Required work:
Locate each line below that includes "this" and reproduce it.

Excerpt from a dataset
• • • •

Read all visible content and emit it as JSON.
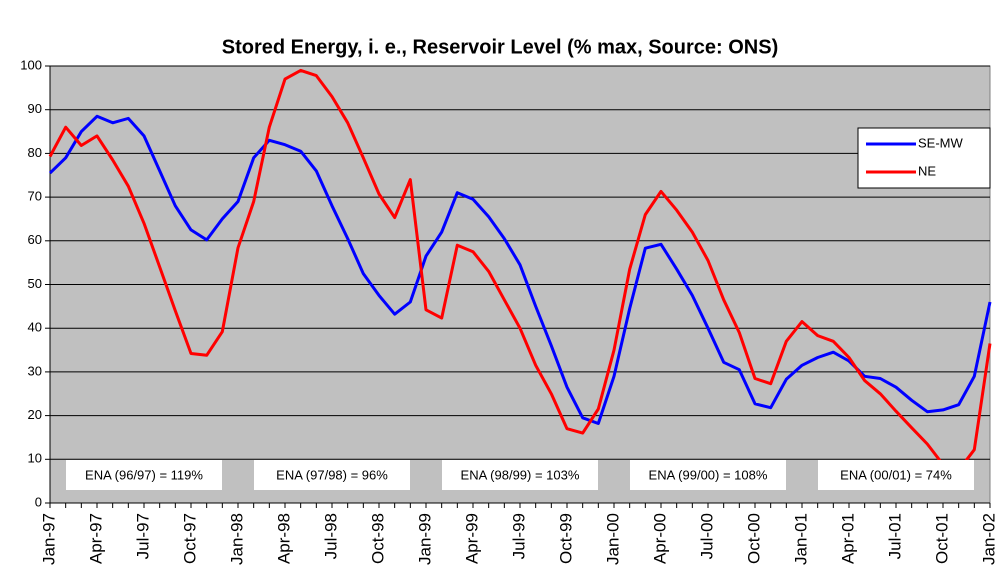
{
  "chart_data": {
    "type": "line",
    "title": "Stored Energy, i. e., Reservoir Level (% max, Source: ONS)",
    "categories": [
      "Jan-97",
      null,
      null,
      "Apr-97",
      null,
      null,
      "Jul-97",
      null,
      null,
      "Oct-97",
      null,
      null,
      "Jan-98",
      null,
      null,
      "Apr-98",
      null,
      null,
      "Jul-98",
      null,
      null,
      "Oct-98",
      null,
      null,
      "Jan-99",
      null,
      null,
      "Apr-99",
      null,
      null,
      "Jul-99",
      null,
      null,
      "Oct-99",
      null,
      null,
      "Jan-00",
      null,
      null,
      "Apr-00",
      null,
      null,
      "Jul-00",
      null,
      null,
      "Oct-00",
      null,
      null,
      "Jan-01",
      null,
      null,
      "Apr-01",
      null,
      null,
      "Jul-01",
      null,
      null,
      "Oct-01",
      null,
      null,
      "Jan-02"
    ],
    "series": [
      {
        "name": "SE-MW",
        "color": "#0000ff",
        "values": [
          75.5,
          79,
          85,
          88.5,
          87,
          88,
          84,
          76,
          68,
          62.5,
          60.2,
          65,
          69,
          79,
          83,
          82,
          80.5,
          76,
          68,
          60.5,
          52.5,
          47.5,
          43.2,
          46,
          56.5,
          62,
          71,
          69.5,
          65.5,
          60.5,
          54.5,
          45,
          36,
          26.5,
          19.5,
          18.2,
          29,
          44.5,
          58.3,
          59.2,
          53.5,
          47.5,
          40,
          32.2,
          30.5,
          22.7,
          21.8,
          28.3,
          31.5,
          33.3,
          34.5,
          32.5,
          29,
          28.5,
          26.5,
          23.5,
          20.9,
          21.3,
          22.5,
          29,
          46
        ]
      },
      {
        "name": "NE",
        "color": "#ff0000",
        "values": [
          79.3,
          86,
          81.8,
          84,
          78.5,
          72.5,
          64,
          54,
          44,
          34.2,
          33.8,
          39.2,
          58.4,
          69,
          86,
          97,
          99,
          97.8,
          93,
          87,
          79,
          70.7,
          65.3,
          74,
          44.2,
          42.3,
          59,
          57.5,
          53,
          46.5,
          40,
          31.5,
          25,
          17,
          16,
          21.5,
          35,
          53.5,
          66,
          71.3,
          67,
          62,
          55.5,
          46.5,
          39,
          28.5,
          27.3,
          37,
          41.5,
          38.3,
          37,
          33.3,
          28,
          25,
          21,
          17.2,
          13.5,
          8.8,
          7.5,
          12.2,
          36.5
        ]
      }
    ],
    "annotations": [
      "ENA (96/97) = 119%",
      "ENA (97/98) = 96%",
      "ENA (98/99) =  103%",
      "ENA (99/00) = 108%",
      "ENA (00/01) = 74%"
    ],
    "ylim": [
      0,
      100
    ],
    "yticks": [
      0,
      10,
      20,
      30,
      40,
      50,
      60,
      70,
      80,
      90,
      100
    ],
    "grid": true,
    "legend": "upper right",
    "background": "#c0c0c0"
  }
}
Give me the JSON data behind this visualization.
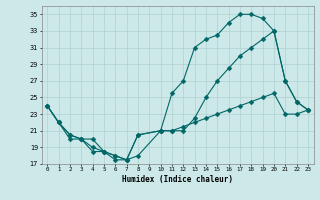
{
  "title": "",
  "xlabel": "Humidex (Indice chaleur)",
  "xlim": [
    -0.5,
    23.5
  ],
  "ylim": [
    17,
    36
  ],
  "xticks": [
    0,
    1,
    2,
    3,
    4,
    5,
    6,
    7,
    8,
    9,
    10,
    11,
    12,
    13,
    14,
    15,
    16,
    17,
    18,
    19,
    20,
    21,
    22,
    23
  ],
  "yticks": [
    17,
    19,
    21,
    23,
    25,
    27,
    29,
    31,
    33,
    35
  ],
  "background_color": "#cce8e8",
  "grid_color": "#b0d0d0",
  "line_color": "#006666",
  "line1_x": [
    0,
    1,
    2,
    3,
    4,
    5,
    6,
    7,
    8,
    10,
    11,
    12,
    13,
    14,
    15,
    16,
    17,
    18,
    19,
    20,
    21,
    22,
    23
  ],
  "line1_y": [
    24,
    22,
    20.5,
    20,
    19,
    18.5,
    18,
    17.5,
    20.5,
    21,
    25.5,
    27,
    31,
    32,
    32.5,
    34,
    35,
    35,
    34.5,
    33,
    27,
    24.5,
    23.5
  ],
  "line2_x": [
    0,
    1,
    2,
    3,
    4,
    5,
    6,
    7,
    8,
    10,
    11,
    12,
    13,
    14,
    15,
    16,
    17,
    18,
    19,
    20,
    21,
    22,
    23
  ],
  "line2_y": [
    24,
    22,
    20,
    20,
    18.5,
    18.5,
    17.5,
    17.5,
    18,
    21,
    21,
    21,
    22.5,
    25,
    27,
    28.5,
    30,
    31,
    32,
    33,
    27,
    24.5,
    23.5
  ],
  "line3_x": [
    0,
    1,
    2,
    3,
    4,
    5,
    6,
    7,
    8,
    10,
    11,
    12,
    13,
    14,
    15,
    16,
    17,
    18,
    19,
    20,
    21,
    22,
    23
  ],
  "line3_y": [
    24,
    22,
    20.5,
    20,
    20,
    18.5,
    18,
    17.5,
    20.5,
    21,
    21,
    21.5,
    22,
    22.5,
    23,
    23.5,
    24,
    24.5,
    25,
    25.5,
    23,
    23,
    23.5
  ],
  "marker_size": 2.5,
  "line_width": 0.8
}
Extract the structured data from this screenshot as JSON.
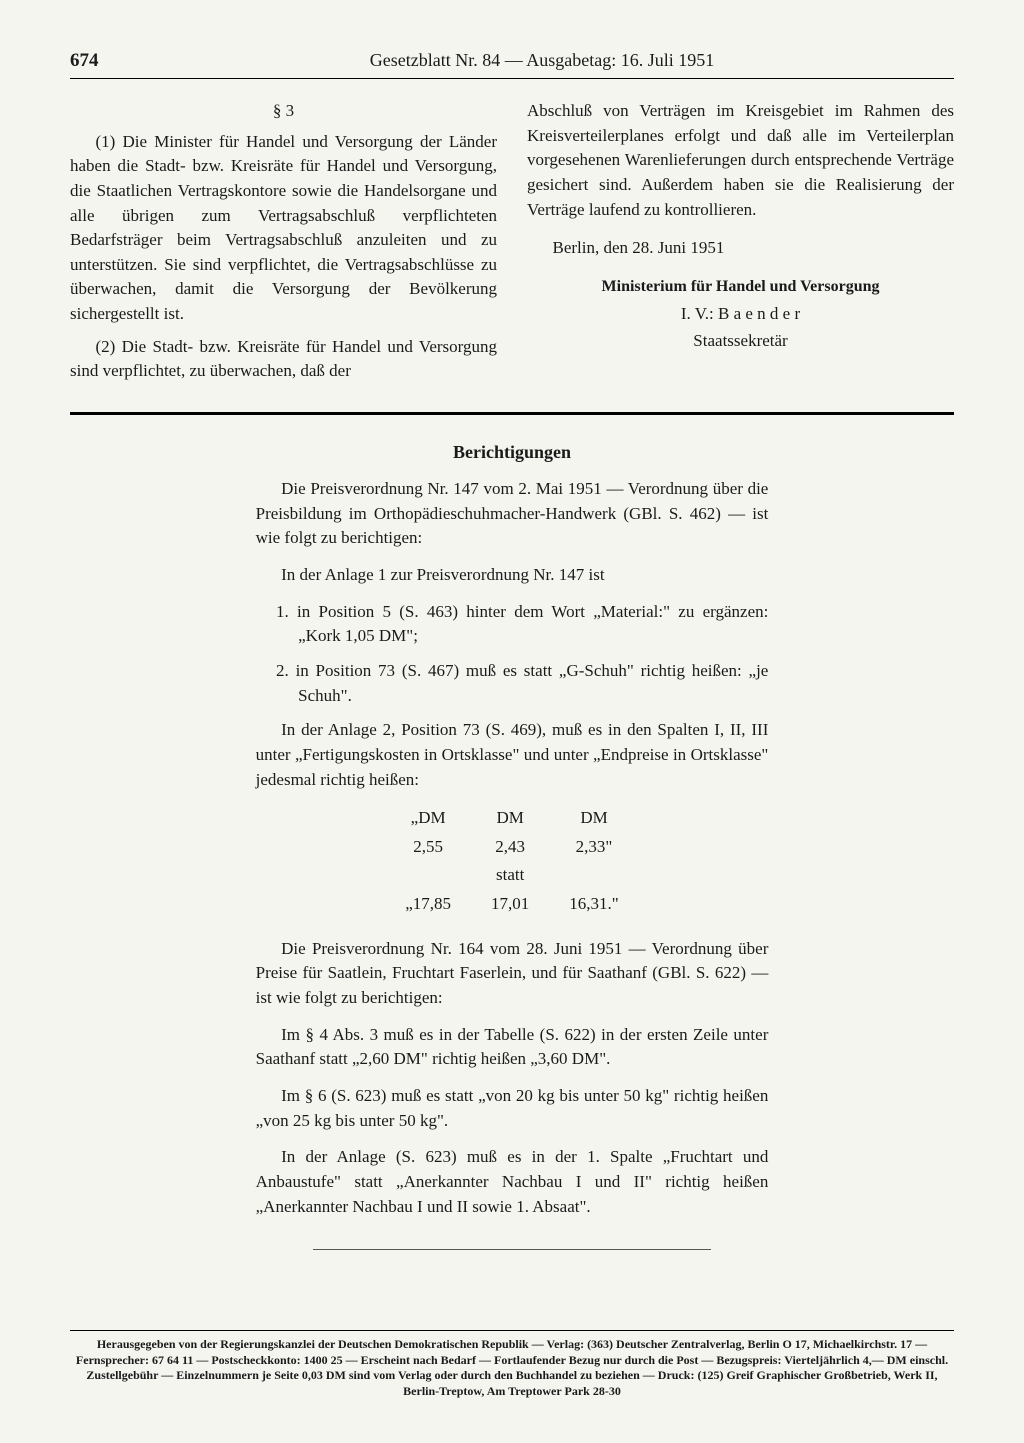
{
  "header": {
    "page_number": "674",
    "title": "Gesetzblatt Nr. 84 — Ausgabetag: 16. Juli 1951"
  },
  "left_col": {
    "section": "§ 3",
    "para1": "(1) Die Minister für Handel und Versorgung der Länder haben die Stadt- bzw. Kreisräte für Handel und Versorgung, die Staatlichen Vertragskontore sowie die Handelsorgane und alle übrigen zum Vertragsabschluß verpflichteten Bedarfsträger beim Vertragsabschluß anzuleiten und zu unterstützen. Sie sind verpflichtet, die Vertragsabschlüsse zu überwachen, damit die Versorgung der Bevölkerung sichergestellt ist.",
    "para2": "(2) Die Stadt- bzw. Kreisräte für Handel und Versorgung sind verpflichtet, zu überwachen, daß der"
  },
  "right_col": {
    "cont": "Abschluß von Verträgen im Kreisgebiet im Rahmen des Kreisverteilerplanes erfolgt und daß alle im Verteilerplan vorgesehenen Warenlieferungen durch entsprechende Verträge gesichert sind. Außerdem haben sie die Realisierung der Verträge laufend zu kontrollieren.",
    "date": "Berlin, den 28. Juni 1951",
    "ministry": "Ministerium für Handel und Versorgung",
    "signatory": "I. V.: B a e n d e r",
    "role": "Staatssekretär"
  },
  "corrections": {
    "title": "Berichtigungen",
    "intro1": "Die Preisverordnung Nr. 147 vom 2. Mai 1951 — Verordnung über die Preisbildung im Orthopädieschuhmacher-Handwerk (GBl. S. 462) — ist wie folgt zu berichtigen:",
    "anlage1_lead": "In der Anlage 1 zur Preisverordnung Nr. 147 ist",
    "item1": "1. in Position 5 (S. 463) hinter dem Wort „Material:\" zu ergänzen: „Kork 1,05 DM\";",
    "item2": "2. in Position 73 (S. 467) muß es statt „G-Schuh\" richtig heißen: „je Schuh\".",
    "anlage2": "In der Anlage 2, Position 73 (S. 469), muß es in den Spalten I, II, III unter „Fertigungskosten in Ortsklasse\" und unter „Endpreise in Ortsklasse\" jedesmal richtig heißen:",
    "table": {
      "hdr": [
        "„DM",
        "DM",
        "DM"
      ],
      "row1": [
        "2,55",
        "2,43",
        "2,33\""
      ],
      "statt": "statt",
      "row2": [
        "„17,85",
        "17,01",
        "16,31.\""
      ]
    },
    "intro2": "Die Preisverordnung Nr. 164 vom 28. Juni 1951 — Verordnung über Preise für Saatlein, Fruchtart Faserlein, und für Saathanf (GBl. S. 622) — ist wie folgt zu berichtigen:",
    "p4": "Im § 4 Abs. 3 muß es in der Tabelle (S. 622) in der ersten Zeile unter Saathanf statt „2,60 DM\" richtig heißen „3,60 DM\".",
    "p6": "Im § 6 (S. 623) muß es statt „von 20 kg bis unter 50 kg\" richtig heißen „von 25 kg bis unter 50 kg\".",
    "anlage_p": "In der Anlage (S. 623) muß es in der 1. Spalte „Fruchtart und Anbaustufe\" statt „Anerkannter Nachbau I und II\" richtig heißen „Anerkannter Nachbau I und II sowie 1. Absaat\"."
  },
  "imprint": "Herausgegeben von der Regierungskanzlei der Deutschen Demokratischen Republik — Verlag: (363) Deutscher Zentralverlag, Berlin O 17, Michaelkirchstr. 17 — Fernsprecher: 67 64 11 — Postscheckkonto: 1400 25 — Erscheint nach Bedarf — Fortlaufender Bezug nur durch die Post — Bezugspreis: Vierteljährlich 4,— DM einschl. Zustellgebühr — Einzelnummern je Seite 0,03 DM sind vom Verlag oder durch den Buchhandel zu beziehen — Druck: (125) Greif Graphischer Großbetrieb, Werk II, Berlin-Treptow, Am Treptower Park 28-30"
}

• • • •

The reply:
Give me the JSON data behind this visualization.
Extract the structured data from this screenshot as JSON.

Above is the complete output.